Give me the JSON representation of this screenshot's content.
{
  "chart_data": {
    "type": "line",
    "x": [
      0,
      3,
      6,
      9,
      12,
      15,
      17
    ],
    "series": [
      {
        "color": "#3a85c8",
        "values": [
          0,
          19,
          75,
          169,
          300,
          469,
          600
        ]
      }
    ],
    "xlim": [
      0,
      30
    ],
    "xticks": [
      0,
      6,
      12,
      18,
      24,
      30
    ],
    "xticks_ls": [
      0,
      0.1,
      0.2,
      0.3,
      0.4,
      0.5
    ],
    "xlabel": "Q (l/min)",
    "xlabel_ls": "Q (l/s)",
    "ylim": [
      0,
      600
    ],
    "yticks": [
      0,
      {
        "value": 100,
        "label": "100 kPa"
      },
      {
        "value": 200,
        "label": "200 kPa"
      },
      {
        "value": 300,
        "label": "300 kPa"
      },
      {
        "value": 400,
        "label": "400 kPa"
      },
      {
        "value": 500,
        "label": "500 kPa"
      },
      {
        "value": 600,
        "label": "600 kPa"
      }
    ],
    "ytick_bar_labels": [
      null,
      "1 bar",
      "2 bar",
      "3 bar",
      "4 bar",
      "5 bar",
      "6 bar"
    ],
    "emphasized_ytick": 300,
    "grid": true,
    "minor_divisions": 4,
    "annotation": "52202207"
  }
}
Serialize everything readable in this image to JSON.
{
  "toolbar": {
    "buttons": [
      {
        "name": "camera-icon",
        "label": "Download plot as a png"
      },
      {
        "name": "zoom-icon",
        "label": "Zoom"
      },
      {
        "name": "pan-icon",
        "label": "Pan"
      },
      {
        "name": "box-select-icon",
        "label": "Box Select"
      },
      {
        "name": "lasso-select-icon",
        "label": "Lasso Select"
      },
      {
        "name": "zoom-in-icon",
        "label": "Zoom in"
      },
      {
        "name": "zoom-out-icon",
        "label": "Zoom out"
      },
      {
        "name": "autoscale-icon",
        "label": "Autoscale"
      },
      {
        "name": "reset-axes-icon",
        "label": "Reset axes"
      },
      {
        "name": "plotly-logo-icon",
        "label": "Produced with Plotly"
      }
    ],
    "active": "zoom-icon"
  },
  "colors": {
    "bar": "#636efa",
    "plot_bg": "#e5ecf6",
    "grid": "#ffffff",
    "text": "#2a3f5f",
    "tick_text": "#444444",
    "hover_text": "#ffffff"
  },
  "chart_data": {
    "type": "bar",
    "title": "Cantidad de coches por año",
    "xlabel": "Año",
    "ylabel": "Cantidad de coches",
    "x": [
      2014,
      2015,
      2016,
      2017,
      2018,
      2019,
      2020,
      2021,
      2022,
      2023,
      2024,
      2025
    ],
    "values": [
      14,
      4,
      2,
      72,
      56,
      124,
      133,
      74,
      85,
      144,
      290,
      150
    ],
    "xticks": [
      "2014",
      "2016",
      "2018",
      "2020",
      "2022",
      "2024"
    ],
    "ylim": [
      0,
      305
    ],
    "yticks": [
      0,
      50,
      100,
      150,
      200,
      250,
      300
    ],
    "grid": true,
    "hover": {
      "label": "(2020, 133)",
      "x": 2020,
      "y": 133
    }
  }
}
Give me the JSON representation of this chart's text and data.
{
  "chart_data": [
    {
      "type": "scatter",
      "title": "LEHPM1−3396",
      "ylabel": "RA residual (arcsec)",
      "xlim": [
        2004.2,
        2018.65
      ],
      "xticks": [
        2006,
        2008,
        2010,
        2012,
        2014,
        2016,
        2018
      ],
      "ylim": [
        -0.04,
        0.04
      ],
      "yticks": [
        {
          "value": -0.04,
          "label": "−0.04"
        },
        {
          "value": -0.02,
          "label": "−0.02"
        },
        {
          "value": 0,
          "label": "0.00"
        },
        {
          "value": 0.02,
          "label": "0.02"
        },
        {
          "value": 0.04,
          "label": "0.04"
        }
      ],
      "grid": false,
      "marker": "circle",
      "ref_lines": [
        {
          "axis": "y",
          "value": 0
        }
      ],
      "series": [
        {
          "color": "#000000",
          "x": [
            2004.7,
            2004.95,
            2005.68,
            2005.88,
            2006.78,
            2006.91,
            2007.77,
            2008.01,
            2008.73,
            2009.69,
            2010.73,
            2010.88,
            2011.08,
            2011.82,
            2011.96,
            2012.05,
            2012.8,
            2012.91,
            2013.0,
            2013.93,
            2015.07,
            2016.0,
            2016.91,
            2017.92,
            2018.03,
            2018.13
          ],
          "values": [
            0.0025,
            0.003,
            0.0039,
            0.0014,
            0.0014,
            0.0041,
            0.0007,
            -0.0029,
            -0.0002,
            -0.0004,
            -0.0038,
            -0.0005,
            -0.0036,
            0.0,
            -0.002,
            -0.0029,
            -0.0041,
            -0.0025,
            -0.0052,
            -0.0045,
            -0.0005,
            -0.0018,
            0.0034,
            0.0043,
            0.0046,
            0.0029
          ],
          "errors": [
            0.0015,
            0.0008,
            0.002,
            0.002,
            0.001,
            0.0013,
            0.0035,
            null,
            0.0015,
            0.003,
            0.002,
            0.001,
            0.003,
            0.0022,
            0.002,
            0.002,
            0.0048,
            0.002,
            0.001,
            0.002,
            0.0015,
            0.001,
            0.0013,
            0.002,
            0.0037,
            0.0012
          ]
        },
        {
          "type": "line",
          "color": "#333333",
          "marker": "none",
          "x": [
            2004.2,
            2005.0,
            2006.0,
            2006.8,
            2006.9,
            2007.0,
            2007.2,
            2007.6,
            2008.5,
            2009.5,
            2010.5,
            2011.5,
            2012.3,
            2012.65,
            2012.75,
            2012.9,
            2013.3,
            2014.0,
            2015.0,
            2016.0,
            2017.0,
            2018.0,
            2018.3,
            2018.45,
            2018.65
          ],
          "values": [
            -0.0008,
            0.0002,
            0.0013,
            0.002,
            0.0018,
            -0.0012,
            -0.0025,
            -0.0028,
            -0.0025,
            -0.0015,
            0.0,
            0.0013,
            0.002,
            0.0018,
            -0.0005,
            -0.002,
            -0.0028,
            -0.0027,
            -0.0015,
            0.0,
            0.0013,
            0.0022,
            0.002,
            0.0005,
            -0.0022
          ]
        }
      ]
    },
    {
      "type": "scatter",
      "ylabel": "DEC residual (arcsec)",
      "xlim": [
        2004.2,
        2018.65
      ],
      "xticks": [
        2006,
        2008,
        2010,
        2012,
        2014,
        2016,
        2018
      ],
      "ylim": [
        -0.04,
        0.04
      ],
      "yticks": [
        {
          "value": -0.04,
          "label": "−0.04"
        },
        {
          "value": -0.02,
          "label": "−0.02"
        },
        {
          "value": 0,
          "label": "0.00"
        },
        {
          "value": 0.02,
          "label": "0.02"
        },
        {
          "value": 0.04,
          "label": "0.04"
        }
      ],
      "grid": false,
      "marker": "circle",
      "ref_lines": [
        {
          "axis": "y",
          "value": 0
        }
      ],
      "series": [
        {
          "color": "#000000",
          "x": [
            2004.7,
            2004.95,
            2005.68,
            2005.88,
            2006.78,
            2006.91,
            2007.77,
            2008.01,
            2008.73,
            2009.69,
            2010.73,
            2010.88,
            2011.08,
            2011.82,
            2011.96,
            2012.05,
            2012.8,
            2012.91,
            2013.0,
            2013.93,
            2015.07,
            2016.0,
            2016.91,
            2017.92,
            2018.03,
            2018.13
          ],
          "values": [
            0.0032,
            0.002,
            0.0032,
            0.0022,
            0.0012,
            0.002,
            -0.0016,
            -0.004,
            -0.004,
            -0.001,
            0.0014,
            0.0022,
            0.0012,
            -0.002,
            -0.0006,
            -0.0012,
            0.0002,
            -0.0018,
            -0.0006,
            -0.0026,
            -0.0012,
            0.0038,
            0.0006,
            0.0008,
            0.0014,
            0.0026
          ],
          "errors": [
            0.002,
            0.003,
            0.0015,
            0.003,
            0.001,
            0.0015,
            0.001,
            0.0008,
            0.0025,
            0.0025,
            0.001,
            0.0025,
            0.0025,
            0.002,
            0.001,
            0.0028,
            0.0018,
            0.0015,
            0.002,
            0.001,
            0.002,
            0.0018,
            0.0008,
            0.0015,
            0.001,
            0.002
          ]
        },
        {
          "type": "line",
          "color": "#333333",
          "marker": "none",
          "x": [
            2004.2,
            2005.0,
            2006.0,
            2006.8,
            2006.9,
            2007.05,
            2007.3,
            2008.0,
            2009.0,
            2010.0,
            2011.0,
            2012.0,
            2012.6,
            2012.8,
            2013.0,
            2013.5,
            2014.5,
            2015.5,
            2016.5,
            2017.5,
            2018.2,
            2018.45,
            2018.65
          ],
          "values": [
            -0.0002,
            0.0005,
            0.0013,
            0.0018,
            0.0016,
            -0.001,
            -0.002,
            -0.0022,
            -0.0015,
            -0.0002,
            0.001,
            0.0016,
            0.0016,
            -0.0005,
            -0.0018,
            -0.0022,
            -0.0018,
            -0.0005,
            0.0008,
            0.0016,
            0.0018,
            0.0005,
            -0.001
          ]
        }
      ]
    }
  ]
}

━━━━━━━━━━━━━━━━━━━━━━━━━━━━━━

Stated problem: Using the material above, count the lines containing the word "Cantidad". Reply with the number alone.

Answer to the task: 2